● TASK STATEMENT
Restate, word for word, every line of the data.

Extracted data entries:
________________________________________

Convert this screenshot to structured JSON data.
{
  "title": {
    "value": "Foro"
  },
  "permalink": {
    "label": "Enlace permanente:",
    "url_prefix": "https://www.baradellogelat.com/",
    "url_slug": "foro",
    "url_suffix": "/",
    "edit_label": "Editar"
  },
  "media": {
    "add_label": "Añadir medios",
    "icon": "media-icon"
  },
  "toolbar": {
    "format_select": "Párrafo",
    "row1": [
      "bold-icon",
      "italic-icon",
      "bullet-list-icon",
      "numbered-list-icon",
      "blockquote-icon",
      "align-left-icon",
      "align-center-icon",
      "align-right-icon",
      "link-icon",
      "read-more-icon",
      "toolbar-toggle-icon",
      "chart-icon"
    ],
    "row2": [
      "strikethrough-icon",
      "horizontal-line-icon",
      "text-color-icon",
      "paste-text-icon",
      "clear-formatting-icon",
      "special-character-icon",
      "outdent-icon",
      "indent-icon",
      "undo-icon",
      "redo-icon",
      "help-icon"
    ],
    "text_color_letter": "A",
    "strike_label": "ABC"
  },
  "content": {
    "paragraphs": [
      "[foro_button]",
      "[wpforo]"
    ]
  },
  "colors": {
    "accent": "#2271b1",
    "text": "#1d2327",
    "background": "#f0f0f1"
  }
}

________________________________________

● SOLVED PROBLEM
Convert this screenshot to structured JSON data.
{
  "title": {
    "value": "Foro"
  },
  "permalink": {
    "label": "Enlace permanente:",
    "url_prefix": "https://www.baradellogelat.com/",
    "url_slug": "foro",
    "url_suffix": "/",
    "edit_label": "Editar"
  },
  "media": {
    "add_label": "Añadir medios",
    "icon": "media-icon"
  },
  "toolbar": {
    "format_select": "Párrafo",
    "row1": [
      "bold-icon",
      "italic-icon",
      "bullet-list-icon",
      "numbered-list-icon",
      "blockquote-icon",
      "align-left-icon",
      "align-center-icon",
      "align-right-icon",
      "link-icon",
      "read-more-icon",
      "toolbar-toggle-icon",
      "chart-icon"
    ],
    "row2": [
      "strikethrough-icon",
      "horizontal-line-icon",
      "text-color-icon",
      "paste-text-icon",
      "clear-formatting-icon",
      "special-character-icon",
      "outdent-icon",
      "indent-icon",
      "undo-icon",
      "redo-icon",
      "help-icon"
    ],
    "text_color_letter": "A",
    "strike_label": "ABC"
  },
  "content": {
    "paragraphs": [
      "[foro_button]",
      "[wpforo]"
    ]
  },
  "colors": {
    "accent": "#2271b1",
    "text": "#1d2327",
    "background": "#f0f0f1"
  }
}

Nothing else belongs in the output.